━━ GIVEN DATA
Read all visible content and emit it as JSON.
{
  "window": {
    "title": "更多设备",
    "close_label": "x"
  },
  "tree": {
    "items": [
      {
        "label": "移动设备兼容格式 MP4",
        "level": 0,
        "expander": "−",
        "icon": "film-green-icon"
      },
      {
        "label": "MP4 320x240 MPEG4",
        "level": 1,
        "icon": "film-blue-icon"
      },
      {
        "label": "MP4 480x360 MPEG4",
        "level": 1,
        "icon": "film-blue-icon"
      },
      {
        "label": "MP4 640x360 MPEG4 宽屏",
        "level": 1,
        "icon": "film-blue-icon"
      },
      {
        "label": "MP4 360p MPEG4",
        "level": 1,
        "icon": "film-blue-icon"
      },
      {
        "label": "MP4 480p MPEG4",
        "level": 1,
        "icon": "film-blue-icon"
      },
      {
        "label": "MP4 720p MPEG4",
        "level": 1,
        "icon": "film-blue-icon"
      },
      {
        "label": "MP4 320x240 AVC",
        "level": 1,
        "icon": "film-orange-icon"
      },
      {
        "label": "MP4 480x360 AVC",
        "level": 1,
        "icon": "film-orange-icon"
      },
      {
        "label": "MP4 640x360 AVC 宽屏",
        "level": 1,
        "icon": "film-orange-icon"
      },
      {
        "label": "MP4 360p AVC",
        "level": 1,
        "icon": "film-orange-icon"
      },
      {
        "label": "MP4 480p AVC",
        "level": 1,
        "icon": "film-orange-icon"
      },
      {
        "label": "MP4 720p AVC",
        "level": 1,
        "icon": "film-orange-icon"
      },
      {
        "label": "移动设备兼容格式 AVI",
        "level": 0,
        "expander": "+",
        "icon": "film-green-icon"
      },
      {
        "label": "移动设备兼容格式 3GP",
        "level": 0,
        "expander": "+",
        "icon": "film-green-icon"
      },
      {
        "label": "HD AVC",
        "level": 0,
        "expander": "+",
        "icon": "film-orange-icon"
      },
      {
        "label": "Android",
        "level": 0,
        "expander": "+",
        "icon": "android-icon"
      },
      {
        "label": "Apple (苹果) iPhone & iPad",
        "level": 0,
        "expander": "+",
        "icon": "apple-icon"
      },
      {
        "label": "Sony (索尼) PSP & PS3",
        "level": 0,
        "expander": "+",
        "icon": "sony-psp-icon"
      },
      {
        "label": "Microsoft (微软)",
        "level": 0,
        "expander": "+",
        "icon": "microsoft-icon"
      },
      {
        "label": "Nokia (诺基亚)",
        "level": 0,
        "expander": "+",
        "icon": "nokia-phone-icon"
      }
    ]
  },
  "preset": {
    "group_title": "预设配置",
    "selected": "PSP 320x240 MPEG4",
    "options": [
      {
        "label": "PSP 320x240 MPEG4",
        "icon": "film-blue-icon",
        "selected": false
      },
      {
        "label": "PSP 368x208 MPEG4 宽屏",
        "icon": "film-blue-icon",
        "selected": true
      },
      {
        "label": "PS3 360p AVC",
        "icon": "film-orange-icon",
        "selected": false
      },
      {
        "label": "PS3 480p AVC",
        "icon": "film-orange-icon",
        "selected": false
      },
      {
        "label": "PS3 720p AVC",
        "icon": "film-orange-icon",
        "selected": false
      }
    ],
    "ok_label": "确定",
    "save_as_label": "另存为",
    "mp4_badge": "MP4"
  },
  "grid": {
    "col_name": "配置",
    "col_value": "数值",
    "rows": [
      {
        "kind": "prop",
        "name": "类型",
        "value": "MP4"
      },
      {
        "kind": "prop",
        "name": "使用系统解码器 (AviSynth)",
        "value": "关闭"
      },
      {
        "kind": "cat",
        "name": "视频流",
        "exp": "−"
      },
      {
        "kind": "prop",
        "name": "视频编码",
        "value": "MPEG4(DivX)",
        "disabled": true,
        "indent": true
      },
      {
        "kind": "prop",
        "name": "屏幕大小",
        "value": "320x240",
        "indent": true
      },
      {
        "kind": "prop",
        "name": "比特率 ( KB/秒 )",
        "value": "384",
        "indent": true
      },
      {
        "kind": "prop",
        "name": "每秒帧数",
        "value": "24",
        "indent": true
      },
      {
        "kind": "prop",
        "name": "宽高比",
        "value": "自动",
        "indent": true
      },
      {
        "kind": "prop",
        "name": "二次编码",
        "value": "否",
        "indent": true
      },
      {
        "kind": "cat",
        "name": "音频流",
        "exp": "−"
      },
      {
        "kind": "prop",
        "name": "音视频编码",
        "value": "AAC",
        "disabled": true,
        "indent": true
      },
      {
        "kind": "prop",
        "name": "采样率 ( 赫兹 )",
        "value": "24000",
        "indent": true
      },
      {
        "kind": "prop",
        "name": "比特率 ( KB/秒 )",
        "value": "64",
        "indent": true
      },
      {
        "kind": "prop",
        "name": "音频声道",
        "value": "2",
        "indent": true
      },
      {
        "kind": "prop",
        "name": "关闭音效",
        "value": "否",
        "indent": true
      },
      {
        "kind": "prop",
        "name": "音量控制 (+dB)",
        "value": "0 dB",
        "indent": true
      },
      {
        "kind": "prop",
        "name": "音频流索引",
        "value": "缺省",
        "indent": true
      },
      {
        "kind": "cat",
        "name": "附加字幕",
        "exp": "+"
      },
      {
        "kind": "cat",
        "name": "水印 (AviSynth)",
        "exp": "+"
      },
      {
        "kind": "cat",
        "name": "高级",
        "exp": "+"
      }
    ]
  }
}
━━━━
> **YOUR OBJECTIVE**
Reproduce all of the records exactly.

> **WORKED ANSWER**
Read all visible content and emit it as JSON.
{
  "window": {
    "title": "更多设备",
    "close_label": "x"
  },
  "tree": {
    "items": [
      {
        "label": "移动设备兼容格式 MP4",
        "level": 0,
        "expander": "−",
        "icon": "film-green-icon"
      },
      {
        "label": "MP4 320x240 MPEG4",
        "level": 1,
        "icon": "film-blue-icon"
      },
      {
        "label": "MP4 480x360 MPEG4",
        "level": 1,
        "icon": "film-blue-icon"
      },
      {
        "label": "MP4 640x360 MPEG4 宽屏",
        "level": 1,
        "icon": "film-blue-icon"
      },
      {
        "label": "MP4 360p MPEG4",
        "level": 1,
        "icon": "film-blue-icon"
      },
      {
        "label": "MP4 480p MPEG4",
        "level": 1,
        "icon": "film-blue-icon"
      },
      {
        "label": "MP4 720p MPEG4",
        "level": 1,
        "icon": "film-blue-icon"
      },
      {
        "label": "MP4 320x240 AVC",
        "level": 1,
        "icon": "film-orange-icon"
      },
      {
        "label": "MP4 480x360 AVC",
        "level": 1,
        "icon": "film-orange-icon"
      },
      {
        "label": "MP4 640x360 AVC 宽屏",
        "level": 1,
        "icon": "film-orange-icon"
      },
      {
        "label": "MP4 360p AVC",
        "level": 1,
        "icon": "film-orange-icon"
      },
      {
        "label": "MP4 480p AVC",
        "level": 1,
        "icon": "film-orange-icon"
      },
      {
        "label": "MP4 720p AVC",
        "level": 1,
        "icon": "film-orange-icon"
      },
      {
        "label": "移动设备兼容格式 AVI",
        "level": 0,
        "expander": "+",
        "icon": "film-green-icon"
      },
      {
        "label": "移动设备兼容格式 3GP",
        "level": 0,
        "expander": "+",
        "icon": "film-green-icon"
      },
      {
        "label": "HD AVC",
        "level": 0,
        "expander": "+",
        "icon": "film-orange-icon"
      },
      {
        "label": "Android",
        "level": 0,
        "expander": "+",
        "icon": "android-icon"
      },
      {
        "label": "Apple (苹果) iPhone & iPad",
        "level": 0,
        "expander": "+",
        "icon": "apple-icon"
      },
      {
        "label": "Sony (索尼) PSP & PS3",
        "level": 0,
        "expander": "+",
        "icon": "sony-psp-icon"
      },
      {
        "label": "Microsoft (微软)",
        "level": 0,
        "expander": "+",
        "icon": "microsoft-icon"
      },
      {
        "label": "Nokia (诺基亚)",
        "level": 0,
        "expander": "+",
        "icon": "nokia-phone-icon"
      }
    ]
  },
  "preset": {
    "group_title": "预设配置",
    "selected": "PSP 320x240 MPEG4",
    "options": [
      {
        "label": "PSP 320x240 MPEG4",
        "icon": "film-blue-icon",
        "selected": false
      },
      {
        "label": "PSP 368x208 MPEG4 宽屏",
        "icon": "film-blue-icon",
        "selected": true
      },
      {
        "label": "PS3 360p AVC",
        "icon": "film-orange-icon",
        "selected": false
      },
      {
        "label": "PS3 480p AVC",
        "icon": "film-orange-icon",
        "selected": false
      },
      {
        "label": "PS3 720p AVC",
        "icon": "film-orange-icon",
        "selected": false
      }
    ],
    "ok_label": "确定",
    "save_as_label": "另存为",
    "mp4_badge": "MP4"
  },
  "grid": {
    "col_name": "配置",
    "col_value": "数值",
    "rows": [
      {
        "kind": "prop",
        "name": "类型",
        "value": "MP4"
      },
      {
        "kind": "prop",
        "name": "使用系统解码器 (AviSynth)",
        "value": "关闭"
      },
      {
        "kind": "cat",
        "name": "视频流",
        "exp": "−"
      },
      {
        "kind": "prop",
        "name": "视频编码",
        "value": "MPEG4(DivX)",
        "disabled": true,
        "indent": true
      },
      {
        "kind": "prop",
        "name": "屏幕大小",
        "value": "320x240",
        "indent": true
      },
      {
        "kind": "prop",
        "name": "比特率 ( KB/秒 )",
        "value": "384",
        "indent": true
      },
      {
        "kind": "prop",
        "name": "每秒帧数",
        "value": "24",
        "indent": true
      },
      {
        "kind": "prop",
        "name": "宽高比",
        "value": "自动",
        "indent": true
      },
      {
        "kind": "prop",
        "name": "二次编码",
        "value": "否",
        "indent": true
      },
      {
        "kind": "cat",
        "name": "音频流",
        "exp": "−"
      },
      {
        "kind": "prop",
        "name": "音视频编码",
        "value": "AAC",
        "disabled": true,
        "indent": true
      },
      {
        "kind": "prop",
        "name": "采样率 ( 赫兹 )",
        "value": "24000",
        "indent": true
      },
      {
        "kind": "prop",
        "name": "比特率 ( KB/秒 )",
        "value": "64",
        "indent": true
      },
      {
        "kind": "prop",
        "name": "音频声道",
        "value": "2",
        "indent": true
      },
      {
        "kind": "prop",
        "name": "关闭音效",
        "value": "否",
        "indent": true
      },
      {
        "kind": "prop",
        "name": "音量控制 (+dB)",
        "value": "0 dB",
        "indent": true
      },
      {
        "kind": "prop",
        "name": "音频流索引",
        "value": "缺省",
        "indent": true
      },
      {
        "kind": "cat",
        "name": "附加字幕",
        "exp": "+"
      },
      {
        "kind": "cat",
        "name": "水印 (AviSynth)",
        "exp": "+"
      },
      {
        "kind": "cat",
        "name": "高级",
        "exp": "+"
      }
    ]
  }
}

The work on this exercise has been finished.